* [Problems and tasks]:
a: Please list every club named under the youth career heading of the Mario Andric profile.
b: Resume the Mario Andric profile from the point where it stops.

* [Selected text]:
Mario Andric

Personal information
- Date of birth: 4 March 1998 (age 27)
- Place of birth: Kufstein, Austria
- Height: 1.80 m (5 ft 11 in)
- Position(s): Left-back

Team information
- Current team: Kufstein
- Number: 22

Youth career
- 2004–2011: SV Thiersee
- 2011–2012: Kufstein
- 2012–2013: AKA Tirol
- 2013–2016: Red Bull Salzburg
- 2016–2017: Kaiserslautern

Senior career*
- Years: Team / Apps / (Gls)
- 2017–2019: Kaiserslautern II / 35 / (2)
- 2019: Wuppertaler SV / 6 / (0)
- 2019–2020: Freiberg / 19 / (0)
- 2020–2021: Kufstein / 15 / (2)
- 2021–2022: Tirol II / 11 / (1)
- 2021–2022: Tirol / 3 / (0)
- 2022–: Kufstein / 15 / (2)

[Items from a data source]
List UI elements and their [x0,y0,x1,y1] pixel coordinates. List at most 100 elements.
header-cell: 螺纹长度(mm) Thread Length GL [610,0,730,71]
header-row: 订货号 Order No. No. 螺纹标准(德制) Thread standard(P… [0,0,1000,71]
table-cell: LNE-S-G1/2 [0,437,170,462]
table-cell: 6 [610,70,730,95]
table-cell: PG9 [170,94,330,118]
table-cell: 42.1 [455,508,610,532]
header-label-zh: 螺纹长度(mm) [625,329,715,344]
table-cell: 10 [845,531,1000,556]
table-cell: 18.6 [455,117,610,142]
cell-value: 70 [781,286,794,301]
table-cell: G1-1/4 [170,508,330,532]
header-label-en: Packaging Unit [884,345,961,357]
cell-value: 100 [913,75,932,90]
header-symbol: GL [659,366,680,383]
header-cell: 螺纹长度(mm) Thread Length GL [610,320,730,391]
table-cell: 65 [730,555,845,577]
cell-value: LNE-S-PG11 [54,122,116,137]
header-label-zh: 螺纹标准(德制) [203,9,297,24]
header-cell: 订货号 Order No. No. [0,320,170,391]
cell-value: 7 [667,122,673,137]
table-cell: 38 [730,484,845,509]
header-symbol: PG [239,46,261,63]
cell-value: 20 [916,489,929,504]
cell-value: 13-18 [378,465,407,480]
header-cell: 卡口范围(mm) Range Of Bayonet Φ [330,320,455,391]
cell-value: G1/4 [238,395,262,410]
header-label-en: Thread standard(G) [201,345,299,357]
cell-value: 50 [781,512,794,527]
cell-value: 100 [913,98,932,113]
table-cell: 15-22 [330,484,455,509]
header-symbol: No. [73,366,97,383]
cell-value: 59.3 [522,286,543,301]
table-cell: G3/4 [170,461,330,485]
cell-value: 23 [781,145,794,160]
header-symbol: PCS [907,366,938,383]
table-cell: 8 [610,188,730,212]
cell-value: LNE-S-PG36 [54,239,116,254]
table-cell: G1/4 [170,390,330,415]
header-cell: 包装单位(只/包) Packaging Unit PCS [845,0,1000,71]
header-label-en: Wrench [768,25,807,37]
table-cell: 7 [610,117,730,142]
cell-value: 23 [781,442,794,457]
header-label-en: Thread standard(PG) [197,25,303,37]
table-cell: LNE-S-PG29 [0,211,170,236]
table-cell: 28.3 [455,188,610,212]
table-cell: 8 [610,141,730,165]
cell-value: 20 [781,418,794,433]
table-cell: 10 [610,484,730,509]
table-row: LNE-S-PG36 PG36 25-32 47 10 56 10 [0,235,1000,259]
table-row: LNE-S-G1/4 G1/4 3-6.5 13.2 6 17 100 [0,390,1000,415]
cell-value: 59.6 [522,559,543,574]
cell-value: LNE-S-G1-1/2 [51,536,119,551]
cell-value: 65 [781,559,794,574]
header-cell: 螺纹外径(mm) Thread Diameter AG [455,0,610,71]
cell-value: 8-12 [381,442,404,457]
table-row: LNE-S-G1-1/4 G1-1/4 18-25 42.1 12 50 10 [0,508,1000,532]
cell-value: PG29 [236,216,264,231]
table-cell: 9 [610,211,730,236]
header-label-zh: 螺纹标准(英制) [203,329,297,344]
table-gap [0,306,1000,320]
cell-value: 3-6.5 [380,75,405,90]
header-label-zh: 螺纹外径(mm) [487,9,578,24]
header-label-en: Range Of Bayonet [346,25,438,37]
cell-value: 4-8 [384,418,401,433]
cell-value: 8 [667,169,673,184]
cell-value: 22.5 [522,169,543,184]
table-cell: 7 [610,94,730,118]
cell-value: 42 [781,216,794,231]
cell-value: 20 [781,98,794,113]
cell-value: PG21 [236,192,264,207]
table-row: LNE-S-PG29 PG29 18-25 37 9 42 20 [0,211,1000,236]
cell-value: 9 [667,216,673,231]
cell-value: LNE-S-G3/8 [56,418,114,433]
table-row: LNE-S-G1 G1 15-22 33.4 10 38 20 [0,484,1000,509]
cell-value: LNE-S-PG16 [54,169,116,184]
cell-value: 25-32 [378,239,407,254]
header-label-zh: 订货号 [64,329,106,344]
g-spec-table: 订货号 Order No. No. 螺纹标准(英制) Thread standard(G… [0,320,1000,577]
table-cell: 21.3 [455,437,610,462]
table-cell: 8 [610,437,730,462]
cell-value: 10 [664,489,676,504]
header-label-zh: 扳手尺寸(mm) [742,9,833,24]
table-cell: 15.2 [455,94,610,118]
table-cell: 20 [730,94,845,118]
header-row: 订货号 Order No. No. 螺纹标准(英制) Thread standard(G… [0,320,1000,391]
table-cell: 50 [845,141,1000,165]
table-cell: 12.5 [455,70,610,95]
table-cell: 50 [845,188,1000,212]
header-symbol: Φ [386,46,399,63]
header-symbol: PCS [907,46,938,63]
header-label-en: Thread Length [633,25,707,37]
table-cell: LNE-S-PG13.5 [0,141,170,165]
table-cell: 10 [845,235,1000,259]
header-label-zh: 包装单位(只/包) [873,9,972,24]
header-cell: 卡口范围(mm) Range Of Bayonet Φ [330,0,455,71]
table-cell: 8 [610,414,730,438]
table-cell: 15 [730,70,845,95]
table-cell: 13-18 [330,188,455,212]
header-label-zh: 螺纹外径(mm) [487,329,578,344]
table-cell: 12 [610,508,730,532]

* [Your written answers]:
a: SV Thiersee, Kufstein, AKA Tirol, Red Bull Salzburg, Kaiserslautern

b:
= Mario Andric =

Austrian association footballer

Mario Andric (born 4 March 1998) is an Austrian professional footballer who plays as a left-back for Kufstein.

==Career==
Andric is a product of the youth academies of the Austrian clubs SV Thiersee, Kufstein, AKA Tirol, and Red Bull Salzburg, and the German club Kaiserslautern. He began his senior career with Kaiserslautern II in 2017. On 26 January 2019, he transferred to Wuppertaler SV. He moved back to Austria, with stints at Freiberg and Kufstein. On 17 May 2021, he transferred to WSG Tirol. He made his professional debut with WSG Tirol in a 2–1 Austrian Football Bundesliga loss to Austria Klagenfurt on 28 August 2021. He mutually terminated his contract with Tirol on 4 July 2022.